[Stored data]
——————————
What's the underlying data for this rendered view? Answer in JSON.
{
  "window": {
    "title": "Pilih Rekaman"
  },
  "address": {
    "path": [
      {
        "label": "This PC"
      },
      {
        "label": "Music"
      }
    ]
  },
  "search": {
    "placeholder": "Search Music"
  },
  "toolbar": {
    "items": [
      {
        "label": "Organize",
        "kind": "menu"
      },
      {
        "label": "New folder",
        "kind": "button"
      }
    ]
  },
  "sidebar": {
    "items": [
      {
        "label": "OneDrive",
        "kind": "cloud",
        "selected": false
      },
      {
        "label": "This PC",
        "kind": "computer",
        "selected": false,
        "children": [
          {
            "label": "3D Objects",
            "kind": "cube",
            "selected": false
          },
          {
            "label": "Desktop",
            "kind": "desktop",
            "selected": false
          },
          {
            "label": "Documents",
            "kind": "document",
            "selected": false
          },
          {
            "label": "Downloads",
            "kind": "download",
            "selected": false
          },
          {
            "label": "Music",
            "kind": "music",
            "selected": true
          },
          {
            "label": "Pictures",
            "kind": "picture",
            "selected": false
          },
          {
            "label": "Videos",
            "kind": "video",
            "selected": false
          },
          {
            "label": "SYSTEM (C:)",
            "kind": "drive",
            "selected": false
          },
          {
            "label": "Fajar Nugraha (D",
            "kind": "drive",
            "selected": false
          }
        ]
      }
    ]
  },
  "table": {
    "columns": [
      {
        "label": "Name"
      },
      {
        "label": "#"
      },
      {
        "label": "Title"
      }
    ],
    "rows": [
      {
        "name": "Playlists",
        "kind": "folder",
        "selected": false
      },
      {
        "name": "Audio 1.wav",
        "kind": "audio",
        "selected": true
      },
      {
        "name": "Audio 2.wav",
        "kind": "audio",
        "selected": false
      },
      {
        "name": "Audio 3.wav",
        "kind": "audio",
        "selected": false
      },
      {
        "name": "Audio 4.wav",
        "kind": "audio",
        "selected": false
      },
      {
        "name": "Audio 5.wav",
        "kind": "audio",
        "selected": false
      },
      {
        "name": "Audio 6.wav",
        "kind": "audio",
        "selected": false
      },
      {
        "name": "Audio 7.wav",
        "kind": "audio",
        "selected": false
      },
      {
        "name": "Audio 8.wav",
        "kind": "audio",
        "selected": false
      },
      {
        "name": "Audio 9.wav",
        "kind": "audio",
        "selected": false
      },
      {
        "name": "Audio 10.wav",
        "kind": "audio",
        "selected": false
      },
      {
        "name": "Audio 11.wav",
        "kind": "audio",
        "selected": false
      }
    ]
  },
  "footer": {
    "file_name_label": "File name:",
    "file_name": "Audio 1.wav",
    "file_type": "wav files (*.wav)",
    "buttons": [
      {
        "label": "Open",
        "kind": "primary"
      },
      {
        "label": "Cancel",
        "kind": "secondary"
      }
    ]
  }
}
——————————
- Problem to solve -
Reproduce the records above exactly as they appear.

- Answer in full -
What's the underlying data for this rendered view? Answer in JSON.
{
  "window": {
    "title": "Pilih Rekaman"
  },
  "address": {
    "path": [
      {
        "label": "This PC"
      },
      {
        "label": "Music"
      }
    ]
  },
  "search": {
    "placeholder": "Search Music"
  },
  "toolbar": {
    "items": [
      {
        "label": "Organize",
        "kind": "menu"
      },
      {
        "label": "New folder",
        "kind": "button"
      }
    ]
  },
  "sidebar": {
    "items": [
      {
        "label": "OneDrive",
        "kind": "cloud",
        "selected": false
      },
      {
        "label": "This PC",
        "kind": "computer",
        "selected": false,
        "children": [
          {
            "label": "3D Objects",
            "kind": "cube",
            "selected": false
          },
          {
            "label": "Desktop",
            "kind": "desktop",
            "selected": false
          },
          {
            "label": "Documents",
            "kind": "document",
            "selected": false
          },
          {
            "label": "Downloads",
            "kind": "download",
            "selected": false
          },
          {
            "label": "Music",
            "kind": "music",
            "selected": true
          },
          {
            "label": "Pictures",
            "kind": "picture",
            "selected": false
          },
          {
            "label": "Videos",
            "kind": "video",
            "selected": false
          },
          {
            "label": "SYSTEM (C:)",
            "kind": "drive",
            "selected": false
          },
          {
            "label": "Fajar Nugraha (D",
            "kind": "drive",
            "selected": false
          }
        ]
      }
    ]
  },
  "table": {
    "columns": [
      {
        "label": "Name"
      },
      {
        "label": "#"
      },
      {
        "label": "Title"
      }
    ],
    "rows": [
      {
        "name": "Playlists",
        "kind": "folder",
        "selected": false
      },
      {
        "name": "Audio 1.wav",
        "kind": "audio",
        "selected": true
      },
      {
        "name": "Audio 2.wav",
        "kind": "audio",
        "selected": false
      },
      {
        "name": "Audio 3.wav",
        "kind": "audio",
        "selected": false
      },
      {
        "name": "Audio 4.wav",
        "kind": "audio",
        "selected": false
      },
      {
        "name": "Audio 5.wav",
        "kind": "audio",
        "selected": false
      },
      {
        "name": "Audio 6.wav",
        "kind": "audio",
        "selected": false
      },
      {
        "name": "Audio 7.wav",
        "kind": "audio",
        "selected": false
      },
      {
        "name": "Audio 8.wav",
        "kind": "audio",
        "selected": false
      },
      {
        "name": "Audio 9.wav",
        "kind": "audio",
        "selected": false
      },
      {
        "name": "Audio 10.wav",
        "kind": "audio",
        "selected": false
      },
      {
        "name": "Audio 11.wav",
        "kind": "audio",
        "selected": false
      }
    ]
  },
  "footer": {
    "file_name_label": "File name:",
    "file_name": "Audio 1.wav",
    "file_type": "wav files (*.wav)",
    "buttons": [
      {
        "label": "Open",
        "kind": "primary"
      },
      {
        "label": "Cancel",
        "kind": "secondary"
      }
    ]
  }
}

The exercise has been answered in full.